◆ **Records supplied**:
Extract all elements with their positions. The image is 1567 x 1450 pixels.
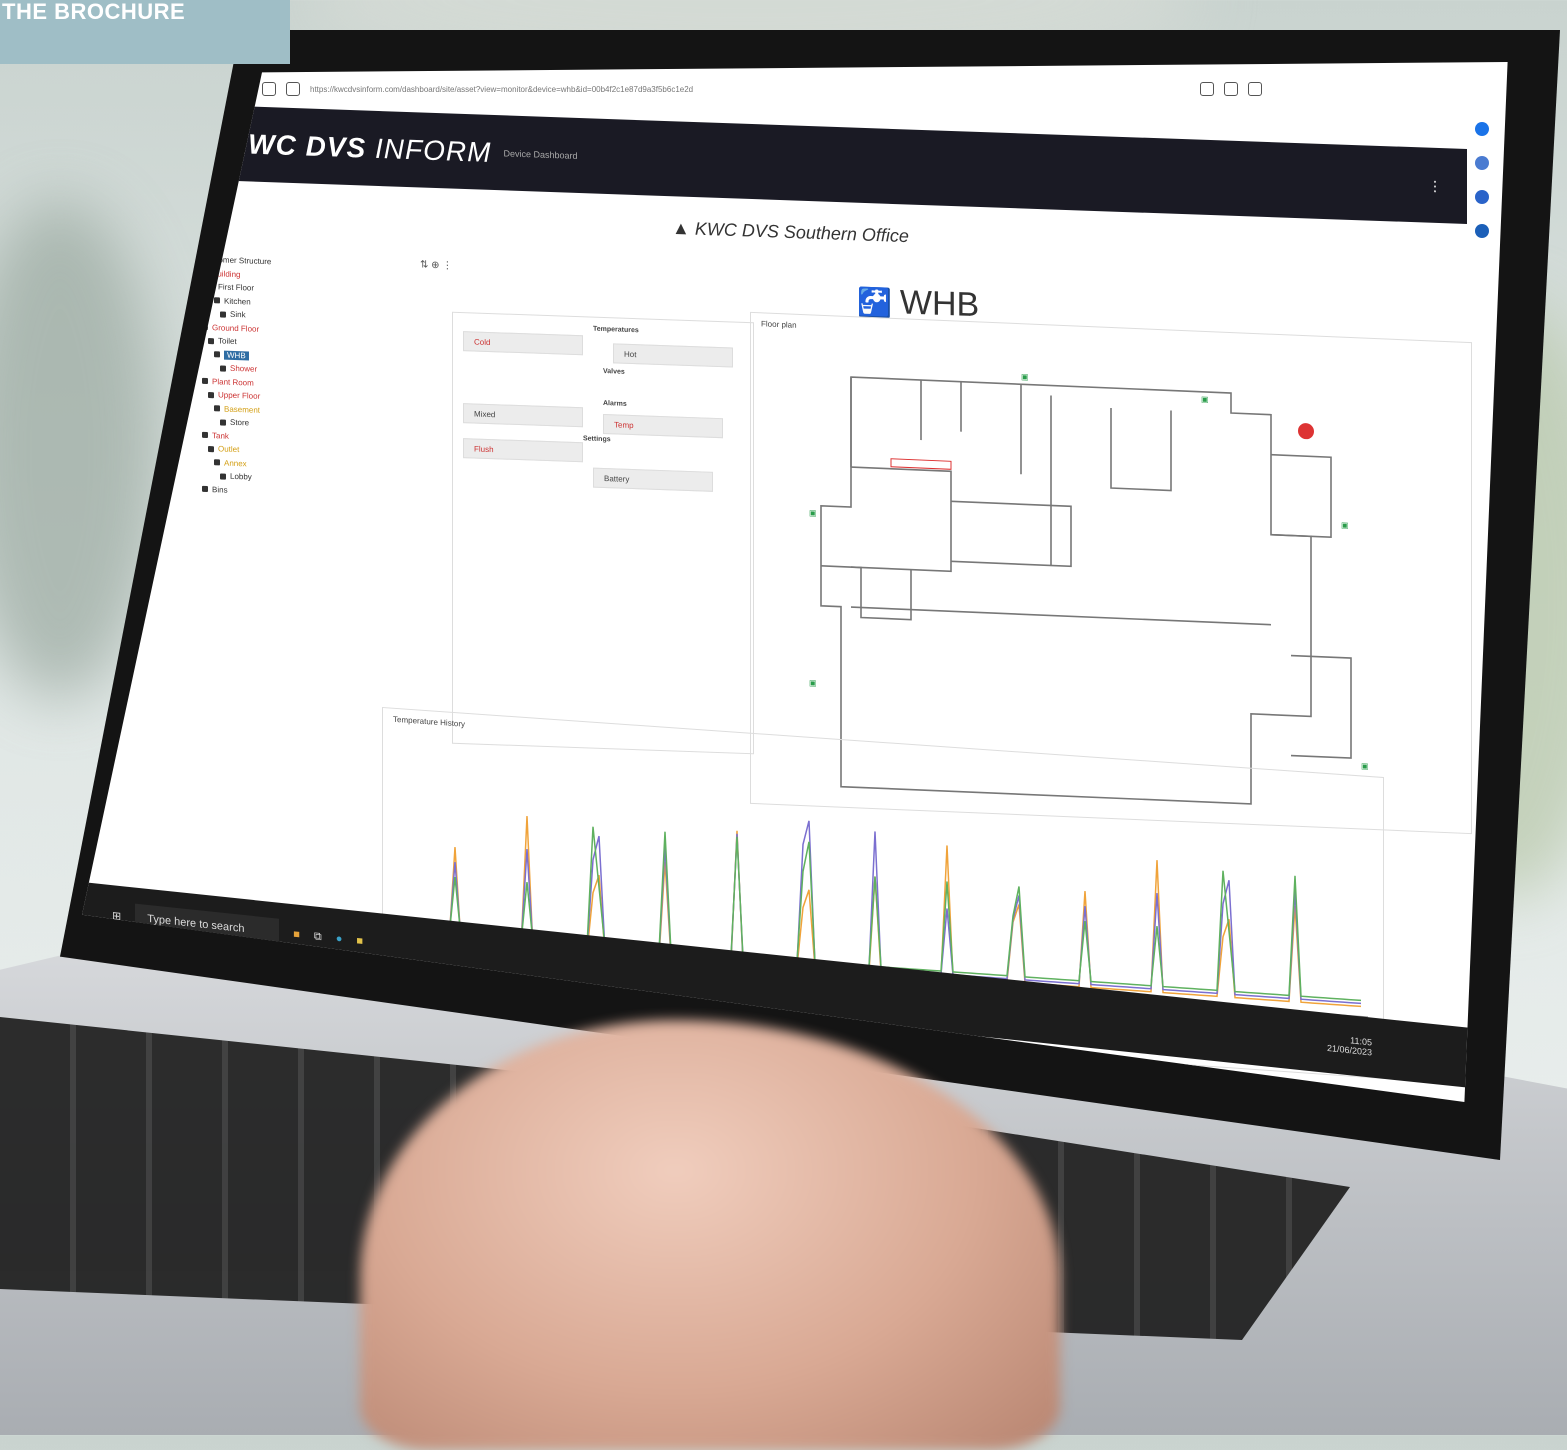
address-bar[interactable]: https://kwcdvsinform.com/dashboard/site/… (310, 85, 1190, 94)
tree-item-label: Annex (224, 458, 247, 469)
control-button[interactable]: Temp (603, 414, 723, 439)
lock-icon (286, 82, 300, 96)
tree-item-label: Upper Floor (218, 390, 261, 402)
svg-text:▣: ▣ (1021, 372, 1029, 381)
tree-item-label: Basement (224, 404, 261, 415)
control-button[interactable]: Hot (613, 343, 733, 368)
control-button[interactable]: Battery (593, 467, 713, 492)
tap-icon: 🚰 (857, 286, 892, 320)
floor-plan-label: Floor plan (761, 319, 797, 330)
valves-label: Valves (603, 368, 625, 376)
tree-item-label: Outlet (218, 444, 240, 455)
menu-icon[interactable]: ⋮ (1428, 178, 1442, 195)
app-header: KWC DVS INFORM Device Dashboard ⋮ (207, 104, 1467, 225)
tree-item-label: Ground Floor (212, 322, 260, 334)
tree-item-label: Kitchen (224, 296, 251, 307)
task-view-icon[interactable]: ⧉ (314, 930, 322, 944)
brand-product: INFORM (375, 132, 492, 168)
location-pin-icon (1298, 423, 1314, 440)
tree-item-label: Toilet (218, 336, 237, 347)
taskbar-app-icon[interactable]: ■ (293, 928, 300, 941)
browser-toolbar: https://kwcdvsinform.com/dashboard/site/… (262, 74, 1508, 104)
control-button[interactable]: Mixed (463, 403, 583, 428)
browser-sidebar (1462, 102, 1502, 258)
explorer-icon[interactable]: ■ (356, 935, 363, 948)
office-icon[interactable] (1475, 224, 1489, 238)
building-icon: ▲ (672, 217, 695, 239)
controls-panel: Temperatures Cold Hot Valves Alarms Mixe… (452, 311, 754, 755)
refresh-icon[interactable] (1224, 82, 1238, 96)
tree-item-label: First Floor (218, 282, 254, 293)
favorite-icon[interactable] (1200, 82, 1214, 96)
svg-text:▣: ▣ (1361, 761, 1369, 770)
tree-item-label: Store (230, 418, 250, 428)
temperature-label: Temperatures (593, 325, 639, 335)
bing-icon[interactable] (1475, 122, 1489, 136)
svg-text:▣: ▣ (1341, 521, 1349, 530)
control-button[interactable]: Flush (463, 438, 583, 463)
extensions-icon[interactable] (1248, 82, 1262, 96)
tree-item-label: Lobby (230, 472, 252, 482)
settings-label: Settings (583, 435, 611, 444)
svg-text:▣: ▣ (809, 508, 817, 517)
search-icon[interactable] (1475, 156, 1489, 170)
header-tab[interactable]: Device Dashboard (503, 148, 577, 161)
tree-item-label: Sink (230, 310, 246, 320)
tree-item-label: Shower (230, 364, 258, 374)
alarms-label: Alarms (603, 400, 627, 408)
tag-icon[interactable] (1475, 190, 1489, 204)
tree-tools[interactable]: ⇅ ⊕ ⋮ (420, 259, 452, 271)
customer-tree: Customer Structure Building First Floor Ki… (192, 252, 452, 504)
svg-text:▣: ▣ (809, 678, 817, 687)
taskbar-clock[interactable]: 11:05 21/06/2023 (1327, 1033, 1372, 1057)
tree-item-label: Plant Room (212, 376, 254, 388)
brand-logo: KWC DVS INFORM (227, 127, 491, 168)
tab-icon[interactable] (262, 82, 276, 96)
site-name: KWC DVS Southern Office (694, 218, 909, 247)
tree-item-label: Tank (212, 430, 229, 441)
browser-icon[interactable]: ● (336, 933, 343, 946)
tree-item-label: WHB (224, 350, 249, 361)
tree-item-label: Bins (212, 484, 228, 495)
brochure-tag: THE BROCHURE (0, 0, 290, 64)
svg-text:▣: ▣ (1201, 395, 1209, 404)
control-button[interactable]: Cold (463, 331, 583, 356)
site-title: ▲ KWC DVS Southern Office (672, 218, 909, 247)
* * *
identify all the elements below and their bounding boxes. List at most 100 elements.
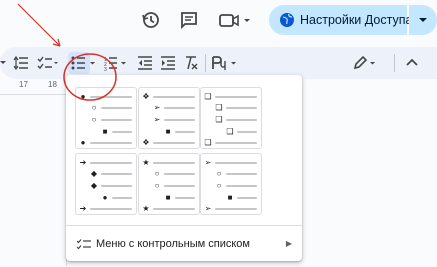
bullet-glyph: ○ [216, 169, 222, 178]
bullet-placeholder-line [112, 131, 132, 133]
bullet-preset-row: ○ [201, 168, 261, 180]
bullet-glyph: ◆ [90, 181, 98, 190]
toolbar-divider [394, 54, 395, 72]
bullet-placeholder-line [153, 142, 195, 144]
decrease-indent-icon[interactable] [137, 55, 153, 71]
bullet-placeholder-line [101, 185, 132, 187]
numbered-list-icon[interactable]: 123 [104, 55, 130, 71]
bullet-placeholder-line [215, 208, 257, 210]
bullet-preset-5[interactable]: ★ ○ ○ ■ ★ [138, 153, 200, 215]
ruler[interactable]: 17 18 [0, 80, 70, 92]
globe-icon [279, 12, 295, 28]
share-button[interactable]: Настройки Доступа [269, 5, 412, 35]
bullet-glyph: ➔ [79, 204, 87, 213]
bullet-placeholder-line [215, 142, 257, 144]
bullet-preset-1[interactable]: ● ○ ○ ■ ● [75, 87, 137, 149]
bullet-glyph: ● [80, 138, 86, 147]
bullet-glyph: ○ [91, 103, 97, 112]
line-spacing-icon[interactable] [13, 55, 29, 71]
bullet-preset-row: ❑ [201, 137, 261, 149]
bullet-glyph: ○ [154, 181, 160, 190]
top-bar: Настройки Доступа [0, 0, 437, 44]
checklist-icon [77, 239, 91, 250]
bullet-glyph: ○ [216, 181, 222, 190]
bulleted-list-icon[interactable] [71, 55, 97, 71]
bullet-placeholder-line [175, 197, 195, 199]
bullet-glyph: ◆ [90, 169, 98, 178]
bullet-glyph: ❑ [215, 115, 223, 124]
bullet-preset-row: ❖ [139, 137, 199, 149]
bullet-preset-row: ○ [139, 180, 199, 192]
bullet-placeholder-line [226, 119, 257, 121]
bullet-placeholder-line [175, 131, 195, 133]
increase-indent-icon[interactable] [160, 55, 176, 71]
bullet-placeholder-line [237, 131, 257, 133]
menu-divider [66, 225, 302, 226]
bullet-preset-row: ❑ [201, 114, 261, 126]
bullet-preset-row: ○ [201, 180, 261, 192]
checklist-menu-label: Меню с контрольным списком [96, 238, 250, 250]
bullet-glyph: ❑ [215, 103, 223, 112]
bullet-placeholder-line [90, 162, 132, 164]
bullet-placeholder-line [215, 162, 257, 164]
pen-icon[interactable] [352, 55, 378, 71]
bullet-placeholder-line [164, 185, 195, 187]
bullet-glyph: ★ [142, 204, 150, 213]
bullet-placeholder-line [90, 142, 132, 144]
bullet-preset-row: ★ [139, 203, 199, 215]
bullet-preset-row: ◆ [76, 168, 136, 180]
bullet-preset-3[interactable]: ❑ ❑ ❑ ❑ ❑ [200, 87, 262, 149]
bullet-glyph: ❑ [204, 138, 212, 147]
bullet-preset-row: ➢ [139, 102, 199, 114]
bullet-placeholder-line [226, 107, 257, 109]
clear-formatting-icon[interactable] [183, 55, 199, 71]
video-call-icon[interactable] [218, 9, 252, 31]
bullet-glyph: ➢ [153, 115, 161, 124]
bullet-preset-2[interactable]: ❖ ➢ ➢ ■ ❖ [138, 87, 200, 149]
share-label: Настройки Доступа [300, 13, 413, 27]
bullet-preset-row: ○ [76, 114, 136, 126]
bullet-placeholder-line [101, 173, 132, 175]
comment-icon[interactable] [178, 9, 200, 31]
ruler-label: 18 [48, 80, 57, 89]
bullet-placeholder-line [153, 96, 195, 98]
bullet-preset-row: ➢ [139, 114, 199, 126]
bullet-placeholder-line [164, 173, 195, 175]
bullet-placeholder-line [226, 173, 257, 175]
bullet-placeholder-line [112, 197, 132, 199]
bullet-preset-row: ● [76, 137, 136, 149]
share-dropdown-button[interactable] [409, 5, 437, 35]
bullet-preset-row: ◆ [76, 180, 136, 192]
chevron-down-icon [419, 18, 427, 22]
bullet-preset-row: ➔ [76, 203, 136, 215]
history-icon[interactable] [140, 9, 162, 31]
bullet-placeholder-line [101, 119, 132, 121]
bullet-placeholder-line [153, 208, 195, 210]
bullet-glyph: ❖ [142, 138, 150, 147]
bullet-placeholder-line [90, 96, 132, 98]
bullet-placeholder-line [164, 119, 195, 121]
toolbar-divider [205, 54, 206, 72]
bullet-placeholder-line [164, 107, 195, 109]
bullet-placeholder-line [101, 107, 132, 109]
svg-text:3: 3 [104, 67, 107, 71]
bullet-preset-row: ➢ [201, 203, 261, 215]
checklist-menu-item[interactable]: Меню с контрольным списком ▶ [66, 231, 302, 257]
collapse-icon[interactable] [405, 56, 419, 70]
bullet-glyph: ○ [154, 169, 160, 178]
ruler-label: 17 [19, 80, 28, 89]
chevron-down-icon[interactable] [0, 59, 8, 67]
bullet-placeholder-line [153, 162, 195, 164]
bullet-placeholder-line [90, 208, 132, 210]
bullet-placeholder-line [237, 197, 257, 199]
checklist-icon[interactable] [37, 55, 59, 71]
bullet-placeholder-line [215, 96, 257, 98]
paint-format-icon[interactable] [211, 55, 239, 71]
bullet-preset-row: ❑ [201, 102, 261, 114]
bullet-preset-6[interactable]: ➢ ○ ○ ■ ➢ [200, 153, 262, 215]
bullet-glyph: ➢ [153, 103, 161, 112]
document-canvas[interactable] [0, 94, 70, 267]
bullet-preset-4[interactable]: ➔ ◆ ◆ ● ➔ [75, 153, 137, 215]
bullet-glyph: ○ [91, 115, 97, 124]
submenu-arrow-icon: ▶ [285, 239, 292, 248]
...
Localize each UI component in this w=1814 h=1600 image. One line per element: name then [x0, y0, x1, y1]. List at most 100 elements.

◆ **Stated exercise**: Gather every line of the listing that contains the word "списком", where uppercase and lowercase must match.

◆ **Expected answer**:
checklist-menu-label: Меню с контрольным списком [96, 238, 250, 250]
checklist-menu-item[interactable]: Меню с контрольным списком ▶ [66, 231, 302, 257]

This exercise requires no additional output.